■ Stated exercise ■
Your task is to transcribe the data in full.

-- begin --

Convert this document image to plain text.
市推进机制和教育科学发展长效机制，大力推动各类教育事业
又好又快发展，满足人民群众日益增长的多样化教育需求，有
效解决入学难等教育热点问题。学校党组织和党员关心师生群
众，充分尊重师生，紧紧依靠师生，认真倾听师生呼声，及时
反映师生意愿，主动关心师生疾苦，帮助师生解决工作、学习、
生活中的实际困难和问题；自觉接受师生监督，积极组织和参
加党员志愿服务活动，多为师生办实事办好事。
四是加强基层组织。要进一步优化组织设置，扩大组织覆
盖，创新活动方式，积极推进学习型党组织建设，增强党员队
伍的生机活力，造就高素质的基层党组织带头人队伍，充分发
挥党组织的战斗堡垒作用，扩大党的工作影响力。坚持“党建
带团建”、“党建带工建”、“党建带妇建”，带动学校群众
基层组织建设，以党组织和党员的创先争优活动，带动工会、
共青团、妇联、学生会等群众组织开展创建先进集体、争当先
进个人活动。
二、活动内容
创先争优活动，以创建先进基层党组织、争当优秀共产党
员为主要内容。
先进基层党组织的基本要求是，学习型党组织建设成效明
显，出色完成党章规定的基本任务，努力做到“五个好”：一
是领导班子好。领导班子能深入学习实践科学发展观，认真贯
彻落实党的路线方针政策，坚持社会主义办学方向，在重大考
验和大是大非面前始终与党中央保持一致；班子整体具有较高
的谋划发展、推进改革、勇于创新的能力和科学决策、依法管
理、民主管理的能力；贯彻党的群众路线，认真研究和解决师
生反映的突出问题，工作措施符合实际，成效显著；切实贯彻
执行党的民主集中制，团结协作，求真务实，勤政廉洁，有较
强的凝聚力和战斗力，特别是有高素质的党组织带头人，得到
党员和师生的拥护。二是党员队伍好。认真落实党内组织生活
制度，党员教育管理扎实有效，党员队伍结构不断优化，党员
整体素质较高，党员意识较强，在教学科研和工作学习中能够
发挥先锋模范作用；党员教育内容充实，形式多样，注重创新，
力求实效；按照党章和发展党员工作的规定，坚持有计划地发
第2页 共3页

-- end --

■ Written answer ■
Convert this document image to plain text.
市推进机制和教育科学发展长效机制，大力推动各类教育事业
又好又快发展，满足人民群众日益增长的多样化教育需求，有
效解决入学难等教育热点问题。学校党组织和党员关心师生群
众，充分尊重师生，紧紧依靠师生，认真倾听师生呼声，及时
反映师生意愿，主动关心师生疾苦，帮助师生解决工作、学习、
生活中的实际困难和问题；自觉接受师生监督，积极组织和参
加党员志愿服务活动，多为师生办实事办好事。
四是加强基层组织。要进一步优化组织设置，扩大组织覆
盖，创新活动方式，积极推进学习型党组织建设，增强党员队
伍的生机活力，造就高素质的基层党组织带头人队伍，充分发
挥党组织的战斗堡垒作用，扩大党的工作影响力。坚持“党建
带团建”、“党建带工建”、“党建带妇建”，带动学校群众
基层组织建设，以党组织和党员的创先争优活动，带动工会、
共青团、妇联、学生会等群众组织开展创建先进集体、争当先
进个人活动。
二、活动内容
创先争优活动，以创建先进基层党组织、争当优秀共产党
员为主要内容。
先进基层党组织的基本要求是，学习型党组织建设成效明
显，出色完成党章规定的基本任务，努力做到“五个好”：一
是领导班子好。领导班子能深入学习实践科学发展观，认真贯
彻落实党的路线方针政策，坚持社会主义办学方向，在重大考
验和大是大非面前始终与党中央保持一致；班子整体具有较高
的谋划发展、推进改革、勇于创新的能力和科学决策、依法管
理、民主管理的能力；贯彻党的群众路线，认真研究和解决师
生反映的突出问题，工作措施符合实际，成效显著；切实贯彻
执行党的民主集中制，团结协作，求真务实，勤政廉洁，有较
强的凝聚力和战斗力，特别是有高素质的党组织带头人，得到
党员和师生的拥护。二是党员队伍好。认真落实党内组织生活
制度，党员教育管理扎实有效，党员队伍结构不断优化，党员
整体素质较高，党员意识较强，在教学科研和工作学习中能够
发挥先锋模范作用；党员教育内容充实，形式多样，注重创新，
力求实效；按照党章和发展党员工作的规定，坚持有计划地发
第2页 共3页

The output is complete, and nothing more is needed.